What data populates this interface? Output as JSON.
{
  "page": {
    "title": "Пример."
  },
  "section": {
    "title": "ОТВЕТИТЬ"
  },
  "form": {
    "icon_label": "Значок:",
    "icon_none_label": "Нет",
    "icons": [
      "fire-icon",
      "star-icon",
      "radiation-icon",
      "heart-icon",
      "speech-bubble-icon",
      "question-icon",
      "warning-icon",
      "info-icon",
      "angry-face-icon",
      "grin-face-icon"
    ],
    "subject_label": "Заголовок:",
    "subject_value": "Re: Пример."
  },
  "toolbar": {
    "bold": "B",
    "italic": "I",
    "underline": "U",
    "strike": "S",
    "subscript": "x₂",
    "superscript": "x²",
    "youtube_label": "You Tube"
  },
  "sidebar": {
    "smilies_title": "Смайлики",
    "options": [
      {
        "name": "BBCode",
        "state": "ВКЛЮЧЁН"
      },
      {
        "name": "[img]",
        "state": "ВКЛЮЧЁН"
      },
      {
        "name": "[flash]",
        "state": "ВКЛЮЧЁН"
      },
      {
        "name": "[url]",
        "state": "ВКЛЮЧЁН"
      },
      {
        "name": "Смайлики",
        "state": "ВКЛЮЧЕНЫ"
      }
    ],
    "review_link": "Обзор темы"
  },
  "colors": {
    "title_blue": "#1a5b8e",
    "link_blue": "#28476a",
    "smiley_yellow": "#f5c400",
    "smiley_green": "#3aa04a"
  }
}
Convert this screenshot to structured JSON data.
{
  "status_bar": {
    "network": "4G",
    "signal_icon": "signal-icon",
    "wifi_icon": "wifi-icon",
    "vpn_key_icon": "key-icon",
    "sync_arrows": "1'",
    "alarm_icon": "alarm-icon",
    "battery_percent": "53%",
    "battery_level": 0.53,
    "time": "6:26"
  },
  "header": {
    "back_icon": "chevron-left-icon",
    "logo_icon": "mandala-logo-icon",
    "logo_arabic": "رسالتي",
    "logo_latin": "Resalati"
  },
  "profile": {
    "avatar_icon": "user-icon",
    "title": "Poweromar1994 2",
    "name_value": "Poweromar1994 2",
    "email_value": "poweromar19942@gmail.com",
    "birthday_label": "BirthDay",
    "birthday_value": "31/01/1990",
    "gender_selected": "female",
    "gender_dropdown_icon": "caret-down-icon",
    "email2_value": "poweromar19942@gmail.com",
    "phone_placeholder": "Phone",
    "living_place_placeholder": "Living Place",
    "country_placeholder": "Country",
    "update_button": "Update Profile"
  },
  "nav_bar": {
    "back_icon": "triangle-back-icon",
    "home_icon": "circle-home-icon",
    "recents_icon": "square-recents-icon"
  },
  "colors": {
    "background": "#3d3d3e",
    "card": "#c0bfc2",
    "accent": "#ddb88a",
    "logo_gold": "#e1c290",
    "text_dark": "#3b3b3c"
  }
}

_REQUIREMENTS:_ Find all lines with "gmail" in them and copy each one.

_EXERCISE RESPONSE:_
    "email_value": "poweromar19942@gmail.com",
    "email2_value": "poweromar19942@gmail.com",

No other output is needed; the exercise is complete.